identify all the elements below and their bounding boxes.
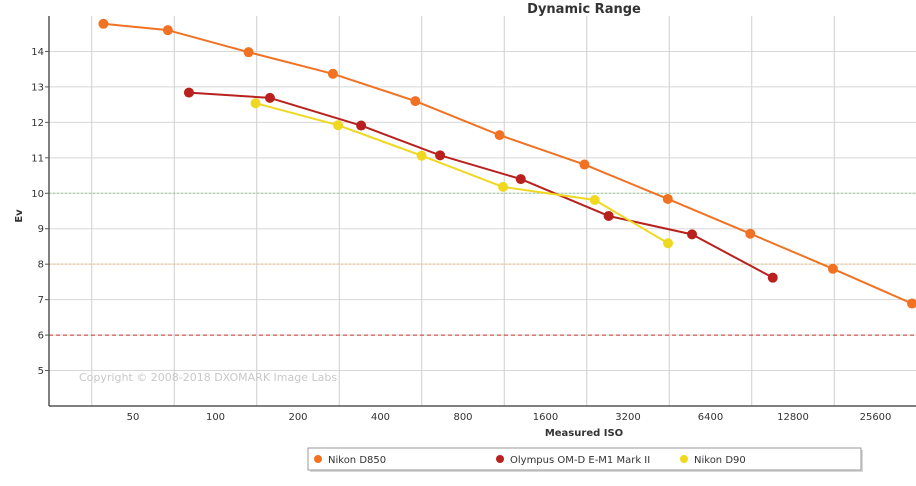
y-tick-label: 9 [38,224,44,235]
legend-box [307,447,862,471]
reference-lines [49,192,916,336]
series-0 [98,18,916,309]
data-point [416,150,427,161]
data-point [410,96,421,107]
legend-label: Nikon D850 [328,455,386,466]
legend-marker [314,455,322,463]
data-point [356,120,367,131]
y-tick-labels: 5 6 7 8 9 10 11 12 13 14 [31,47,49,377]
y-tick-label: 8 [38,260,44,271]
data-point [162,25,173,36]
y-tick-label: 11 [31,153,44,164]
data-point [250,98,261,109]
x-tick-label: 6400 [698,412,723,423]
y-tick-label: 12 [31,118,44,129]
data-point [745,228,756,239]
y-tick-label: 13 [31,82,44,93]
series-line [255,102,669,245]
y-tick-label: 5 [38,366,44,377]
series-2 [250,98,674,249]
data-point [687,229,698,240]
legend-marker [680,455,688,463]
series-layer [98,18,916,309]
x-tick-label: 50 [127,412,140,423]
series-1 [183,87,778,283]
data-point [907,298,916,309]
data-point [264,92,275,103]
y-tick-label: 14 [31,47,44,58]
x-tick-label: 100 [206,412,225,423]
y-tick-label: 7 [38,295,44,306]
legend: Nikon D850 Olympus OM-D E-M1 Mark II Nikon… [307,447,863,472]
x-tick-label: 200 [288,412,307,423]
legend-label: Nikon D90 [694,455,746,466]
data-point [183,87,194,98]
data-point [498,181,509,192]
data-point [494,130,505,141]
data-point [767,272,778,283]
data-point [827,263,838,274]
data-point [603,210,614,221]
data-point [589,195,600,206]
chart-title: Dynamic Range [527,2,641,17]
x-tick-label: 800 [453,412,472,423]
data-point [663,238,674,249]
x-tick-label: 1600 [533,412,558,423]
y-axis-label: Ev [14,209,25,223]
x-tick-label: 12800 [777,412,809,423]
x-tick-labels: 50 100 200 400 800 1600 3200 6400 12800 25600 [127,412,892,423]
data-point [435,150,446,161]
x-tick-label: 25600 [860,412,892,423]
series-line [103,22,913,305]
data-point [98,18,109,29]
legend-label: Olympus OM-D E-M1 Mark II [510,455,650,466]
legend-marker [496,455,504,463]
data-point [327,68,338,79]
data-point [515,174,526,185]
y-tick-label: 10 [31,189,44,200]
copyright-watermark: Copyright © 2008-2018 DXOMARK Image Labs [79,371,337,384]
data-point [579,159,590,170]
data-point [662,193,673,204]
x-axis-label: Measured ISO [545,428,623,439]
axes [48,16,916,407]
x-tick-label: 400 [371,412,390,423]
data-point [333,120,344,131]
grid [49,16,916,406]
series-line [188,91,774,279]
y-tick-label: 6 [38,331,44,342]
x-tick-label: 3200 [615,412,640,423]
data-point [243,47,254,58]
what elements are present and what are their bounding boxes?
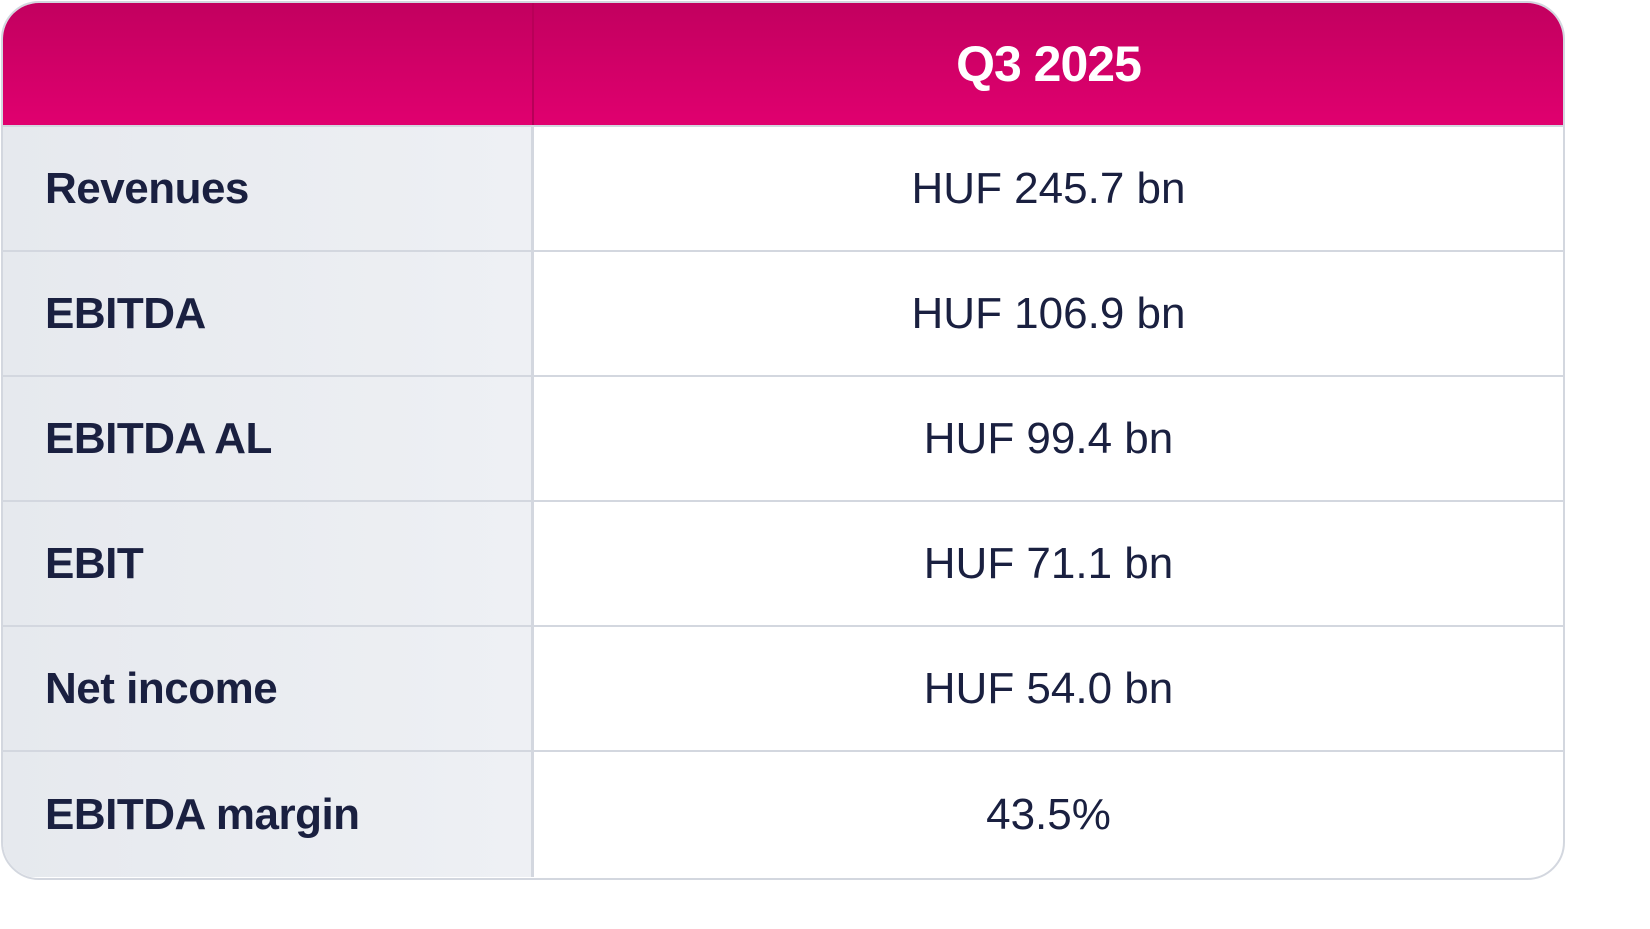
metric-label: EBITDA <box>3 252 534 375</box>
table-row-ebitda-margin: EBITDA margin 43.5% <box>3 752 1563 877</box>
metric-value: HUF 71.1 bn <box>923 538 1174 588</box>
metric-label: Net income <box>3 627 534 750</box>
metric-label: EBITDA AL <box>3 377 534 500</box>
financial-summary-table: Q3 2025 Revenues HUF 245.7 bn EBITDA HUF… <box>1 1 1565 880</box>
table-row-revenues: Revenues HUF 245.7 bn <box>3 127 1563 252</box>
metric-label: Revenues <box>3 127 534 250</box>
metric-label: EBIT <box>3 502 534 625</box>
metric-value: HUF 99.4 bn <box>923 413 1174 463</box>
metric-value: HUF 245.7 bn <box>911 163 1186 213</box>
header-period-label: Q3 2025 <box>956 36 1142 92</box>
metric-value: HUF 106.9 bn <box>911 288 1186 338</box>
metric-value: HUF 54.0 bn <box>923 663 1174 713</box>
metric-value: 43.5% <box>986 789 1111 839</box>
table-header-row: Q3 2025 <box>3 3 1563 127</box>
table-row-ebitda: EBITDA HUF 106.9 bn <box>3 252 1563 377</box>
header-metric-column <box>3 3 534 125</box>
table-row-ebit: EBIT HUF 71.1 bn <box>3 502 1563 627</box>
table-row-net-income: Net income HUF 54.0 bn <box>3 627 1563 752</box>
table-row-ebitda-al: EBITDA AL HUF 99.4 bn <box>3 377 1563 502</box>
metric-label: EBITDA margin <box>3 752 534 877</box>
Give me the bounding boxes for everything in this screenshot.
========
## WHAT IS REQUIRED
Please rewrite all the rows above with every "metric-value" changed to "value-field" and nothing else altered, leaving out the pictures.

## TASK OUTPUT
identify all the elements below and their bounding boxes.
y-tick-label: 9 [38,224,44,235]
legend-box [307,447,862,471]
reference-lines [49,192,916,336]
series-0 [98,18,916,309]
data-point [416,150,427,161]
data-point [410,96,421,107]
legend-label: Nikon D850 [328,455,386,466]
legend-marker [314,455,322,463]
data-point [356,120,367,131]
y-tick-labels: 5 6 7 8 9 10 11 12 13 14 [31,47,49,377]
y-tick-label: 8 [38,260,44,271]
data-point [162,25,173,36]
y-tick-label: 11 [31,153,44,164]
data-point [250,98,261,109]
x-tick-label: 6400 [698,412,723,423]
y-tick-label: 12 [31,118,44,129]
data-point [745,228,756,239]
y-tick-label: 13 [31,82,44,93]
series-line [255,102,669,245]
y-tick-label: 5 [38,366,44,377]
series-2 [250,98,674,249]
data-point [687,229,698,240]
legend-marker [680,455,688,463]
series-layer [98,18,916,309]
x-tick-label: 50 [127,412,140,423]
series-1 [183,87,778,283]
data-point [907,298,916,309]
data-point [264,92,275,103]
y-tick-label: 14 [31,47,44,58]
x-tick-label: 100 [206,412,225,423]
y-tick-label: 7 [38,295,44,306]
legend: Nikon D850 Olympus OM-D E-M1 Mark II Nikon… [307,447,863,472]
x-tick-label: 200 [288,412,307,423]
legend-label: Nikon D90 [694,455,746,466]
data-point [183,87,194,98]
data-point [498,181,509,192]
data-point [494,130,505,141]
data-point [767,272,778,283]
data-point [827,263,838,274]
data-point [603,210,614,221]
data-point [589,195,600,206]
chart-title: Dynamic Range [527,2,641,17]
x-tick-label: 800 [453,412,472,423]
data-point [663,238,674,249]
x-tick-label: 1600 [533,412,558,423]
y-axis-label: Ev [14,209,25,223]
x-tick-label: 12800 [777,412,809,423]
x-tick-labels: 50 100 200 400 800 1600 3200 6400 12800 25600 [127,412,892,423]
data-point [435,150,446,161]
x-tick-label: 25600 [860,412,892,423]
series-line [103,22,913,305]
data-point [98,18,109,29]
legend-label: Olympus OM-D E-M1 Mark II [510,455,650,466]
legend-marker [496,455,504,463]
data-point [327,68,338,79]
data-point [515,174,526,185]
y-tick-label: 10 [31,189,44,200]
copyright-watermark: Copyright © 2008-2018 DXOMARK Image Labs [79,371,337,384]
data-point [579,159,590,170]
data-point [662,193,673,204]
x-axis-label: Measured ISO [545,428,623,439]
axes [48,16,916,407]
x-tick-label: 400 [371,412,390,423]
data-point [333,120,344,131]
grid [49,16,916,406]
series-line [188,91,774,279]
y-tick-label: 6 [38,331,44,342]
x-tick-label: 3200 [615,412,640,423]
data-point [243,47,254,58]
what elements are present and what are their bounding boxes?
metric-label: EBITDA <box>3 252 534 375</box>
table-row-ebitda-margin: EBITDA margin 43.5% <box>3 752 1563 877</box>
value-field: HUF 71.1 bn <box>923 538 1174 588</box>
metric-label: Net income <box>3 627 534 750</box>
metric-label: EBITDA AL <box>3 377 534 500</box>
financial-summary-table: Q3 2025 Revenues HUF 245.7 bn EBITDA HUF… <box>1 1 1565 880</box>
table-row-revenues: Revenues HUF 245.7 bn <box>3 127 1563 252</box>
metric-label: Revenues <box>3 127 534 250</box>
metric-label: EBIT <box>3 502 534 625</box>
value-field: HUF 99.4 bn <box>923 413 1174 463</box>
value-field: HUF 245.7 bn <box>911 163 1186 213</box>
header-period-label: Q3 2025 <box>956 36 1142 92</box>
value-field: HUF 106.9 bn <box>911 288 1186 338</box>
value-field: HUF 54.0 bn <box>923 663 1174 713</box>
value-field: 43.5% <box>986 789 1111 839</box>
table-header-row: Q3 2025 <box>3 3 1563 127</box>
table-row-ebitda: EBITDA HUF 106.9 bn <box>3 252 1563 377</box>
header-metric-column <box>3 3 534 125</box>
table-row-ebit: EBIT HUF 71.1 bn <box>3 502 1563 627</box>
table-row-net-income: Net income HUF 54.0 bn <box>3 627 1563 752</box>
table-row-ebitda-al: EBITDA AL HUF 99.4 bn <box>3 377 1563 502</box>
metric-label: EBITDA margin <box>3 752 534 877</box>
Give me the bounding boxes for everything in this screenshot.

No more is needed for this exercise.